╭──
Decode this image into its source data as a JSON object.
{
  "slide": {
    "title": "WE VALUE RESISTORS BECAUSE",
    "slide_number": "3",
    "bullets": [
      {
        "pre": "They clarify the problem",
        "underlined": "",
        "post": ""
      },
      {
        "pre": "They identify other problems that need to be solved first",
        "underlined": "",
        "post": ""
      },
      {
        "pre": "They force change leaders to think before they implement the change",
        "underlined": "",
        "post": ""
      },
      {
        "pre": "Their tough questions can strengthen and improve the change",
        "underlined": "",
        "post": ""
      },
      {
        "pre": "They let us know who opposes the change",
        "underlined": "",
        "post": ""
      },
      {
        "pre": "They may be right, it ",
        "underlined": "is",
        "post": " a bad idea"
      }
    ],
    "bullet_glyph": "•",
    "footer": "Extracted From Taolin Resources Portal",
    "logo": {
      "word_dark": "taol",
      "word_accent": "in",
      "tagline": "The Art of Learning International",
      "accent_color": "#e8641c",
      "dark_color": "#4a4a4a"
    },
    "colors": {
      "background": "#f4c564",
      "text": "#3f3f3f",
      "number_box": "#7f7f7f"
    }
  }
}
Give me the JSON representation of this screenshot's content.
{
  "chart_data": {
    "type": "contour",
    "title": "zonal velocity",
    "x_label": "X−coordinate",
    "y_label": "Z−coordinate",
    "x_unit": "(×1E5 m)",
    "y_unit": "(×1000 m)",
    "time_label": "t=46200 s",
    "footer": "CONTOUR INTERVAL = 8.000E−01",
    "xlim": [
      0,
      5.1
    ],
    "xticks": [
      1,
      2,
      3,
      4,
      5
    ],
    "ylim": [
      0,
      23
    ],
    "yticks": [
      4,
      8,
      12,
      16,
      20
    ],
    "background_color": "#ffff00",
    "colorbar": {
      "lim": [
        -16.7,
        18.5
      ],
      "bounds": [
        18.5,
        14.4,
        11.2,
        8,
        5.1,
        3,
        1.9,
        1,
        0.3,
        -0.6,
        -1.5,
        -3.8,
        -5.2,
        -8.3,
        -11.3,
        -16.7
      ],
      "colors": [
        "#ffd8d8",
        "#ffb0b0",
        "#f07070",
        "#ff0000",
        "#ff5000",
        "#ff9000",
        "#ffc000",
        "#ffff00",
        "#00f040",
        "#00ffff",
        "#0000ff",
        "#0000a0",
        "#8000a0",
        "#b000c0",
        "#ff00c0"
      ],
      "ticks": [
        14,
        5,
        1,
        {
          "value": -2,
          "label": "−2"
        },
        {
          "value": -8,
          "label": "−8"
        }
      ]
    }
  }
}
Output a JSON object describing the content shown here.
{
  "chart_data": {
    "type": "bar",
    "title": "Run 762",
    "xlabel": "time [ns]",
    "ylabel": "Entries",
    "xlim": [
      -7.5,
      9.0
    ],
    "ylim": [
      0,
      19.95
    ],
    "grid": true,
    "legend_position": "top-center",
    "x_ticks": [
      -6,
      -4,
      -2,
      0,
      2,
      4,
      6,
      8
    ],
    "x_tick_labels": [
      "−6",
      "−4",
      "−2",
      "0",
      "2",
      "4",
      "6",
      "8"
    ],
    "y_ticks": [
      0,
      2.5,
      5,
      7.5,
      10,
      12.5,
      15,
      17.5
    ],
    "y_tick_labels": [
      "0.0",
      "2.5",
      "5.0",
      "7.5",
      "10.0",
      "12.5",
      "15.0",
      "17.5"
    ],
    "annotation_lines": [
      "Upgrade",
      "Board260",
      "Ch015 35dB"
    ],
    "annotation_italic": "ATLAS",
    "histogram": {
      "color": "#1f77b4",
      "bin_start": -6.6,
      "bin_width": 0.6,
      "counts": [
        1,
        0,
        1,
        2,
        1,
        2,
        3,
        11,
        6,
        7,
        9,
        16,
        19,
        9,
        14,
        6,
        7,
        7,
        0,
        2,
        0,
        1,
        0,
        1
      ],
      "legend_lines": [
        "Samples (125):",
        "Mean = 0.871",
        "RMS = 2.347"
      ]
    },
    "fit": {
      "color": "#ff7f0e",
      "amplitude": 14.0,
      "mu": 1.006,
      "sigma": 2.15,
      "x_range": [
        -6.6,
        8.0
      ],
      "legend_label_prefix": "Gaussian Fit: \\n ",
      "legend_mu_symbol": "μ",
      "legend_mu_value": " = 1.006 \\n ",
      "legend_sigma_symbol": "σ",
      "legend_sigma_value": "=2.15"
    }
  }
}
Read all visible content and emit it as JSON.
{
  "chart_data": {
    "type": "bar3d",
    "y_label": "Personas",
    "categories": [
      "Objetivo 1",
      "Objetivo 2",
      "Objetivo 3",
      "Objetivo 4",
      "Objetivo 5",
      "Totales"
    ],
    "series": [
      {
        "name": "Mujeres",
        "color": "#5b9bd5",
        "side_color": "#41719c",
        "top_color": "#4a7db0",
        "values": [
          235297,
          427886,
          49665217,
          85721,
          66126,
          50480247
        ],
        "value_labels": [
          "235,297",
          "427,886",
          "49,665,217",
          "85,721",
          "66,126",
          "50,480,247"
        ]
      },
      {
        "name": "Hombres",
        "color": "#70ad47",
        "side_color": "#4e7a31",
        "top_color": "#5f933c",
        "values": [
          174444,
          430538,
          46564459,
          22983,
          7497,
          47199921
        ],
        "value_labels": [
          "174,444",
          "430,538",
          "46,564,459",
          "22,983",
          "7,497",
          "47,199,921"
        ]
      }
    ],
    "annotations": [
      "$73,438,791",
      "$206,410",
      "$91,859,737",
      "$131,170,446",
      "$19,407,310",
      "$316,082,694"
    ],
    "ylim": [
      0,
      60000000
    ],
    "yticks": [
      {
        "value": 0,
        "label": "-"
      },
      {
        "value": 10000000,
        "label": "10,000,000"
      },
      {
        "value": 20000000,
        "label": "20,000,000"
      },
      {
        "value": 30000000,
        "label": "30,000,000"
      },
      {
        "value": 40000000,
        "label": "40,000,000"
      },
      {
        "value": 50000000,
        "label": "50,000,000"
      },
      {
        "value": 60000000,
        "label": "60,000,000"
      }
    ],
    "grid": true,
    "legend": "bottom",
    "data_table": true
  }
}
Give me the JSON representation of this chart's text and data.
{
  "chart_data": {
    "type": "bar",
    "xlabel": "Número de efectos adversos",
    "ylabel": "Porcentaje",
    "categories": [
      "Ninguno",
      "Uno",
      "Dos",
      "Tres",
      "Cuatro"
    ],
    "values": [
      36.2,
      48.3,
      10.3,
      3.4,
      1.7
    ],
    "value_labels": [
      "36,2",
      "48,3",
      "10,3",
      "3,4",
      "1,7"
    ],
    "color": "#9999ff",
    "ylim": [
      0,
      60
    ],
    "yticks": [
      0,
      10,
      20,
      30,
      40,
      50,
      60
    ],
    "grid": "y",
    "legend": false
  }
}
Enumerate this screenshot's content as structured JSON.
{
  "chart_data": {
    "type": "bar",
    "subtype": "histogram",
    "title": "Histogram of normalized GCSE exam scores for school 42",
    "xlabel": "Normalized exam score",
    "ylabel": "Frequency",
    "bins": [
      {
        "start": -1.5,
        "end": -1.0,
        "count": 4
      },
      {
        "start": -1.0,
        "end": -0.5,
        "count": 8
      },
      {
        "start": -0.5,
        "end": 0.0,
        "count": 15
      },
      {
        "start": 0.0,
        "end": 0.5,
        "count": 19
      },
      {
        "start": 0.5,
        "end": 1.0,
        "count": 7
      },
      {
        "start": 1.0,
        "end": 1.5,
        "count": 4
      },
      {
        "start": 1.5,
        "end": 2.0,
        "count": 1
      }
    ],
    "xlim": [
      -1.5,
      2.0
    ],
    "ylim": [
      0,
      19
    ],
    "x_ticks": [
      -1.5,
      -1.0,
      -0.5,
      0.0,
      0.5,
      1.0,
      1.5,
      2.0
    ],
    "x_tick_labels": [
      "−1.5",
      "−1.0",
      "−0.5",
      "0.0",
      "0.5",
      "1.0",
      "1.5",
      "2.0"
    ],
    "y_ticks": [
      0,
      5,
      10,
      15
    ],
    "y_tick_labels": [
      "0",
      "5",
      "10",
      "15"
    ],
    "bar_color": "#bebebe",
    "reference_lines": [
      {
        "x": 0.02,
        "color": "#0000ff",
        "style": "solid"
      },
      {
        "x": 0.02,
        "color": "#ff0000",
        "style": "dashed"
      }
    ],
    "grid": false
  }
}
╰──
What needs to be done: Note each line of the entries that has "representation" in it, and copy those lines.

Answer to this problem:
Give me the JSON representation of this screenshot's content.
Give me the JSON representation of this chart's text and data.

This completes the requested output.